- Dataset items:
>>>

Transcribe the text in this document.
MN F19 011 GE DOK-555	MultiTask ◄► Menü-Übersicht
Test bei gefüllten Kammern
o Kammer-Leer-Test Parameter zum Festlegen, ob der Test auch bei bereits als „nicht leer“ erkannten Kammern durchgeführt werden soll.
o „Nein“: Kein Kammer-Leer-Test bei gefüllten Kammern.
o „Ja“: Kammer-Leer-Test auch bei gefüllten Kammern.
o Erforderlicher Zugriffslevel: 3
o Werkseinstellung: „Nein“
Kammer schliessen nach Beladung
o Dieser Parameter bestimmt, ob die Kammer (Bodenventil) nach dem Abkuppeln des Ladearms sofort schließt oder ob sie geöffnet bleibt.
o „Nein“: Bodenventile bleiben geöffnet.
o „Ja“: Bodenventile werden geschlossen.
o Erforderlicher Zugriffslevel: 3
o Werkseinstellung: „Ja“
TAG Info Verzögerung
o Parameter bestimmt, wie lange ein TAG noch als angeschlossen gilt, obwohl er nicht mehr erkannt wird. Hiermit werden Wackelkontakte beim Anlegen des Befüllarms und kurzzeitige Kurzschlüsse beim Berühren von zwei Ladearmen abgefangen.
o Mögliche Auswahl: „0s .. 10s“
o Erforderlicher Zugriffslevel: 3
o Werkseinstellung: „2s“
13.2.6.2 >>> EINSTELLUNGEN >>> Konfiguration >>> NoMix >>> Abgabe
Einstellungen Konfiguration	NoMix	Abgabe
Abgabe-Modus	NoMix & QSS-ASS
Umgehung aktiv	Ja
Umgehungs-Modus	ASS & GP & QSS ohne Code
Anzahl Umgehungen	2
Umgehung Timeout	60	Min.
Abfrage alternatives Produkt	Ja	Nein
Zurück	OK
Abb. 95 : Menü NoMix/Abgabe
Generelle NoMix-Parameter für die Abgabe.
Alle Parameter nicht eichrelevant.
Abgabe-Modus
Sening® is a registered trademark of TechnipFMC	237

<<<

- Work to do: Each line with the string "Modus" in it needs to be found and copied.

- Written response:
Abgabe-Modus	NoMix & QSS-ASS
Umgehungs-Modus	ASS & GP & QSS ohne Code
Abgabe-Modus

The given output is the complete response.